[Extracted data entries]
━━━━

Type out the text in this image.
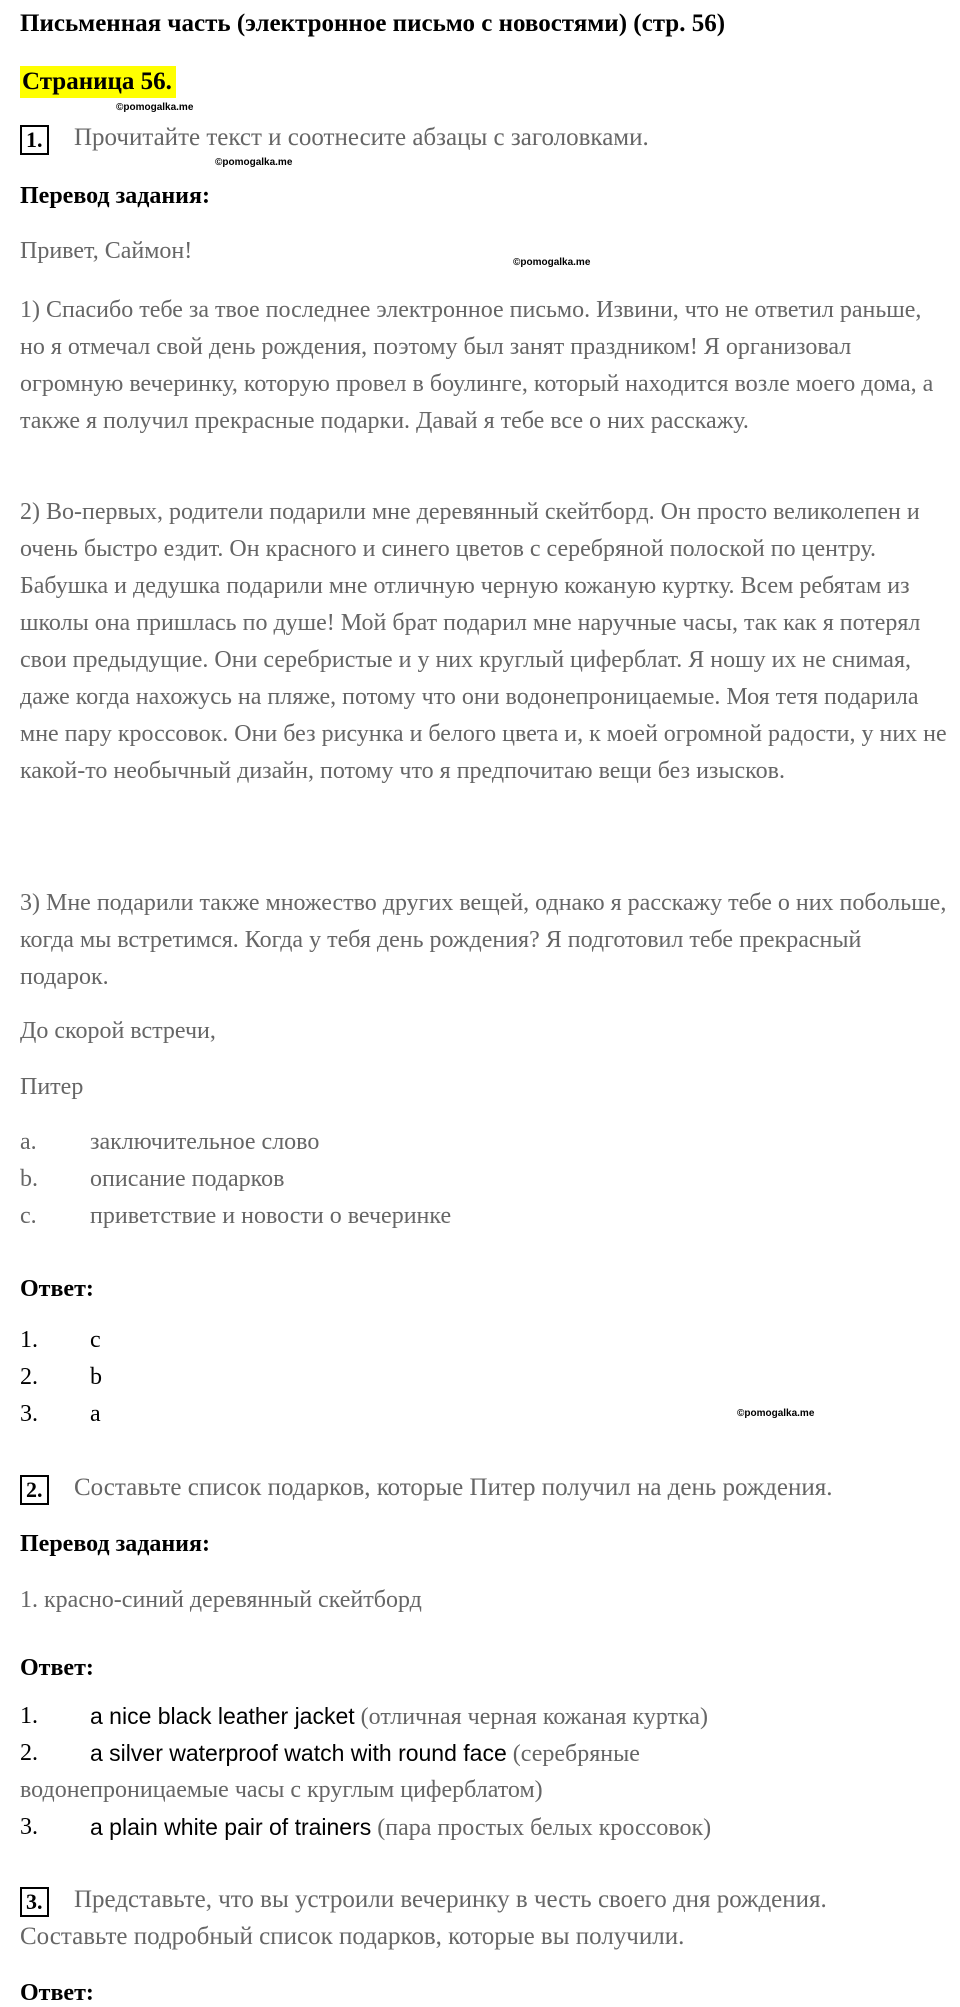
Письменная часть (электронное письмо с новостями) (стр. 56)
Страница 56.
©pomogalka.me
1. Прочитайте текст и соотнесите абзацы с заголовками.
©pomogalka.me
Перевод задания:
Привет, Саймон!	©pomogalka.me
1) Спасибо тебе за твое последнее электронное письмо. Извини, что не ответил раньше, но я отмечал свой день рождения, поэтому был занят праздником! Я организовал огромную вечеринку, которую провел в боулинге, который находится возле моего дома, а также я получил прекрасные подарки. Давай я тебе все о них расскажу.
2) Во-первых, родители подарили мне деревянный скейтборд. Он просто великолепен и очень быстро ездит. Он красного и синего цветов с серебряной полоской по центру. Бабушка и дедушка подарили мне отличную черную кожаную куртку. Всем ребятам из школы она пришлась по душе! Мой брат подарил мне наручные часы, так как я потерял свои предыдущие. Они серебристые и у них круглый циферблат. Я ношу их не снимая, даже когда нахожусь на пляже, потому что они водонепроницаемые. Моя тетя подарила мне пару кроссовок. Они без рисунка и белого цвета и, к моей огромной радости, у них не какой-то необычный дизайн, потому что я предпочитаю вещи без изысков.
3) Мне подарили также множество других вещей, однако я расскажу тебе о них побольше, когда мы встретимся. Когда у тебя день рождения? Я подготовил тебе прекрасный подарок.
До скорой встречи,
Питер
a. заключительное слово
b. описание подарков
c. приветствие и новости о вечеринке
Ответ:
1. c
2. b
3. a	©pomogalka.me
2. Составьте список подарков, которые Питер получил на день рождения.
Перевод задания:
1. красно-синий деревянный скейтборд
Ответ:
1. a nice black leather jacket (отличная черная кожаная куртка)
2. a silver waterproof watch with round face (серебряные
водонепроницаемые часы с круглым циферблатом)
3. a plain white pair of trainers (пара простых белых кроссовок)
3. Представьте, что вы устроили вечеринку в честь своего дня рождения.
Составьте подробный список подарков, которые вы получили.
Ответ:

━━━━

* **Instruction**
Please write out all of the material above without changing a word, and omit any pictures.

* **Worked answer**
Type out the text in this image.
Письменная часть (электронное письмо с новостями) (стр. 56)
Страница 56.
©pomogalka.me
1. Прочитайте текст и соотнесите абзацы с заголовками.
©pomogalka.me
Перевод задания:
Привет, Саймон!	©pomogalka.me
1) Спасибо тебе за твое последнее электронное письмо. Извини, что не ответил раньше, но я отмечал свой день рождения, поэтому был занят праздником! Я организовал огромную вечеринку, которую провел в боулинге, который находится возле моего дома, а также я получил прекрасные подарки. Давай я тебе все о них расскажу.
2) Во-первых, родители подарили мне деревянный скейтборд. Он просто великолепен и очень быстро ездит. Он красного и синего цветов с серебряной полоской по центру. Бабушка и дедушка подарили мне отличную черную кожаную куртку. Всем ребятам из школы она пришлась по душе! Мой брат подарил мне наручные часы, так как я потерял свои предыдущие. Они серебристые и у них круглый циферблат. Я ношу их не снимая, даже когда нахожусь на пляже, потому что они водонепроницаемые. Моя тетя подарила мне пару кроссовок. Они без рисунка и белого цвета и, к моей огромной радости, у них не какой-то необычный дизайн, потому что я предпочитаю вещи без изысков.
3) Мне подарили также множество других вещей, однако я расскажу тебе о них побольше, когда мы встретимся. Когда у тебя день рождения? Я подготовил тебе прекрасный подарок.
До скорой встречи,
Питер
a. заключительное слово
b. описание подарков
c. приветствие и новости о вечеринке
Ответ:
1. c
2. b
3. a	©pomogalka.me
2. Составьте список подарков, которые Питер получил на день рождения.
Перевод задания:
1. красно-синий деревянный скейтборд
Ответ:
1. a nice black leather jacket (отличная черная кожаная куртка)
2. a silver waterproof watch with round face (серебряные
водонепроницаемые часы с круглым циферблатом)
3. a plain white pair of trainers (пара простых белых кроссовок)
3. Представьте, что вы устроили вечеринку в честь своего дня рождения.
Составьте подробный список подарков, которые вы получили.
Ответ:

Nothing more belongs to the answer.